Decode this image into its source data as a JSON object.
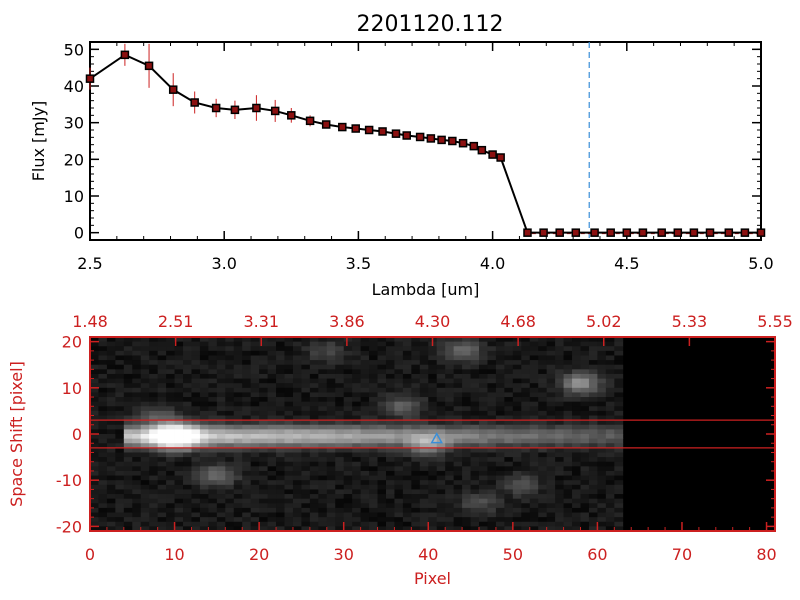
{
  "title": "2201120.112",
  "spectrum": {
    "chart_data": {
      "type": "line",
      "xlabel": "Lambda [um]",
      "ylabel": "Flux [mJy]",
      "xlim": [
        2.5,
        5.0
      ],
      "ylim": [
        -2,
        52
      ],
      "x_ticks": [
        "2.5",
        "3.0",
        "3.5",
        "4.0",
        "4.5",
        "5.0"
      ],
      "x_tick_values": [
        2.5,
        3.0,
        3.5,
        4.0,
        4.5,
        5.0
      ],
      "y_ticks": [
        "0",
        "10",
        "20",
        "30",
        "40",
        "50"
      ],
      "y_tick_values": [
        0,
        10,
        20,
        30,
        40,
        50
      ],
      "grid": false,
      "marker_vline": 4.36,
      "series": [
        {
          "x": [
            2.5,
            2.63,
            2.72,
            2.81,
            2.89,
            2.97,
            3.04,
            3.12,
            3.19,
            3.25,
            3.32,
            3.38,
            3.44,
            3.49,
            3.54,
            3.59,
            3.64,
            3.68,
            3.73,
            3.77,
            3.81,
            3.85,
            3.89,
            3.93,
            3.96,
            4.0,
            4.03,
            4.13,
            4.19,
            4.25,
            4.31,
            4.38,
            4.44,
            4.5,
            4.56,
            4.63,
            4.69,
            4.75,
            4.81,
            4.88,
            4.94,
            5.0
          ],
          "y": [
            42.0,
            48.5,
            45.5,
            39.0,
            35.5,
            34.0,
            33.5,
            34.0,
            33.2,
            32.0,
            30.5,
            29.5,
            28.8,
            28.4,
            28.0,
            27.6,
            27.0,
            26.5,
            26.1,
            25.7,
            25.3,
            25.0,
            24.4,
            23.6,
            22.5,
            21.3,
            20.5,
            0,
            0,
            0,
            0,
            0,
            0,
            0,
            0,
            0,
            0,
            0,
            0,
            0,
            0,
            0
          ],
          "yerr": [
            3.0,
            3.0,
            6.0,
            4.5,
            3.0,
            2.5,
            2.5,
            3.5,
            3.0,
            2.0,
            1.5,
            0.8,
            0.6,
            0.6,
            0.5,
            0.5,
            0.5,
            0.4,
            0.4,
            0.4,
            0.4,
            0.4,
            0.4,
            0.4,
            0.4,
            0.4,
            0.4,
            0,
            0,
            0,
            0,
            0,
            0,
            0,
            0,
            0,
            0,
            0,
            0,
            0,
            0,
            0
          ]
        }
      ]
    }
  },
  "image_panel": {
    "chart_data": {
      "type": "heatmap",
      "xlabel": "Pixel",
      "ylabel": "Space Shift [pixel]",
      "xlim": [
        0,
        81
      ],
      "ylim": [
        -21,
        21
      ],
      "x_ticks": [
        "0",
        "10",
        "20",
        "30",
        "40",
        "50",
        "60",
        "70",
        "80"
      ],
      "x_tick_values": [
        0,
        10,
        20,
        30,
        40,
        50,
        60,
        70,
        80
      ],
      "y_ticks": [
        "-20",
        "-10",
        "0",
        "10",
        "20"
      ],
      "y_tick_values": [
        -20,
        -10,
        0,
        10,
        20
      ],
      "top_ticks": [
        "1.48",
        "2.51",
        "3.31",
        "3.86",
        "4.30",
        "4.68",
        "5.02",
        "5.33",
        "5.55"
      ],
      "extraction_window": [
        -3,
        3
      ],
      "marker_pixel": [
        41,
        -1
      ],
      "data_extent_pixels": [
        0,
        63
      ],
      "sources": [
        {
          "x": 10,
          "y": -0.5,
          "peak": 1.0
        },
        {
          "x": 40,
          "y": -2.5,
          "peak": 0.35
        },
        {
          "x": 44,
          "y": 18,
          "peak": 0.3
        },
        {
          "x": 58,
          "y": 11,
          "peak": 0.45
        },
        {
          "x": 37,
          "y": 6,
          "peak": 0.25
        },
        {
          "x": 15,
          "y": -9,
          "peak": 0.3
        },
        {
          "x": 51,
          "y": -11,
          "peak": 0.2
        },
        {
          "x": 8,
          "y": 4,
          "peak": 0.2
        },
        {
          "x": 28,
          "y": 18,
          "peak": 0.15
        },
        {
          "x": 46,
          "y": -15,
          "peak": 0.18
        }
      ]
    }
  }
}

Exercise: Pictures are excluded; copy every other part of the records exactly.

In response:
Decode this image into its source data as a JSON object.
{
  "title": "2201120.112",
  "spectrum": {
    "chart_data": {
      "type": "line",
      "xlabel": "Lambda [um]",
      "ylabel": "Flux [mJy]",
      "xlim": [
        2.5,
        5.0
      ],
      "ylim": [
        -2,
        52
      ],
      "x_ticks": [
        "2.5",
        "3.0",
        "3.5",
        "4.0",
        "4.5",
        "5.0"
      ],
      "x_tick_values": [
        2.5,
        3.0,
        3.5,
        4.0,
        4.5,
        5.0
      ],
      "y_ticks": [
        "0",
        "10",
        "20",
        "30",
        "40",
        "50"
      ],
      "y_tick_values": [
        0,
        10,
        20,
        30,
        40,
        50
      ],
      "grid": false,
      "marker_vline": 4.36,
      "series": [
        {
          "x": [
            2.5,
            2.63,
            2.72,
            2.81,
            2.89,
            2.97,
            3.04,
            3.12,
            3.19,
            3.25,
            3.32,
            3.38,
            3.44,
            3.49,
            3.54,
            3.59,
            3.64,
            3.68,
            3.73,
            3.77,
            3.81,
            3.85,
            3.89,
            3.93,
            3.96,
            4.0,
            4.03,
            4.13,
            4.19,
            4.25,
            4.31,
            4.38,
            4.44,
            4.5,
            4.56,
            4.63,
            4.69,
            4.75,
            4.81,
            4.88,
            4.94,
            5.0
          ],
          "y": [
            42.0,
            48.5,
            45.5,
            39.0,
            35.5,
            34.0,
            33.5,
            34.0,
            33.2,
            32.0,
            30.5,
            29.5,
            28.8,
            28.4,
            28.0,
            27.6,
            27.0,
            26.5,
            26.1,
            25.7,
            25.3,
            25.0,
            24.4,
            23.6,
            22.5,
            21.3,
            20.5,
            0,
            0,
            0,
            0,
            0,
            0,
            0,
            0,
            0,
            0,
            0,
            0,
            0,
            0,
            0
          ],
          "yerr": [
            3.0,
            3.0,
            6.0,
            4.5,
            3.0,
            2.5,
            2.5,
            3.5,
            3.0,
            2.0,
            1.5,
            0.8,
            0.6,
            0.6,
            0.5,
            0.5,
            0.5,
            0.4,
            0.4,
            0.4,
            0.4,
            0.4,
            0.4,
            0.4,
            0.4,
            0.4,
            0.4,
            0,
            0,
            0,
            0,
            0,
            0,
            0,
            0,
            0,
            0,
            0,
            0,
            0,
            0,
            0
          ]
        }
      ]
    }
  },
  "image_panel": {
    "chart_data": {
      "type": "heatmap",
      "xlabel": "Pixel",
      "ylabel": "Space Shift [pixel]",
      "xlim": [
        0,
        81
      ],
      "ylim": [
        -21,
        21
      ],
      "x_ticks": [
        "0",
        "10",
        "20",
        "30",
        "40",
        "50",
        "60",
        "70",
        "80"
      ],
      "x_tick_values": [
        0,
        10,
        20,
        30,
        40,
        50,
        60,
        70,
        80
      ],
      "y_ticks": [
        "-20",
        "-10",
        "0",
        "10",
        "20"
      ],
      "y_tick_values": [
        -20,
        -10,
        0,
        10,
        20
      ],
      "top_ticks": [
        "1.48",
        "2.51",
        "3.31",
        "3.86",
        "4.30",
        "4.68",
        "5.02",
        "5.33",
        "5.55"
      ],
      "extraction_window": [
        -3,
        3
      ],
      "marker_pixel": [
        41,
        -1
      ],
      "data_extent_pixels": [
        0,
        63
      ],
      "sources": [
        {
          "x": 10,
          "y": -0.5,
          "peak": 1.0
        },
        {
          "x": 40,
          "y": -2.5,
          "peak": 0.35
        },
        {
          "x": 44,
          "y": 18,
          "peak": 0.3
        },
        {
          "x": 58,
          "y": 11,
          "peak": 0.45
        },
        {
          "x": 37,
          "y": 6,
          "peak": 0.25
        },
        {
          "x": 15,
          "y": -9,
          "peak": 0.3
        },
        {
          "x": 51,
          "y": -11,
          "peak": 0.2
        },
        {
          "x": 8,
          "y": 4,
          "peak": 0.2
        },
        {
          "x": 28,
          "y": 18,
          "peak": 0.15
        },
        {
          "x": 46,
          "y": -15,
          "peak": 0.18
        }
      ]
    }
  }
}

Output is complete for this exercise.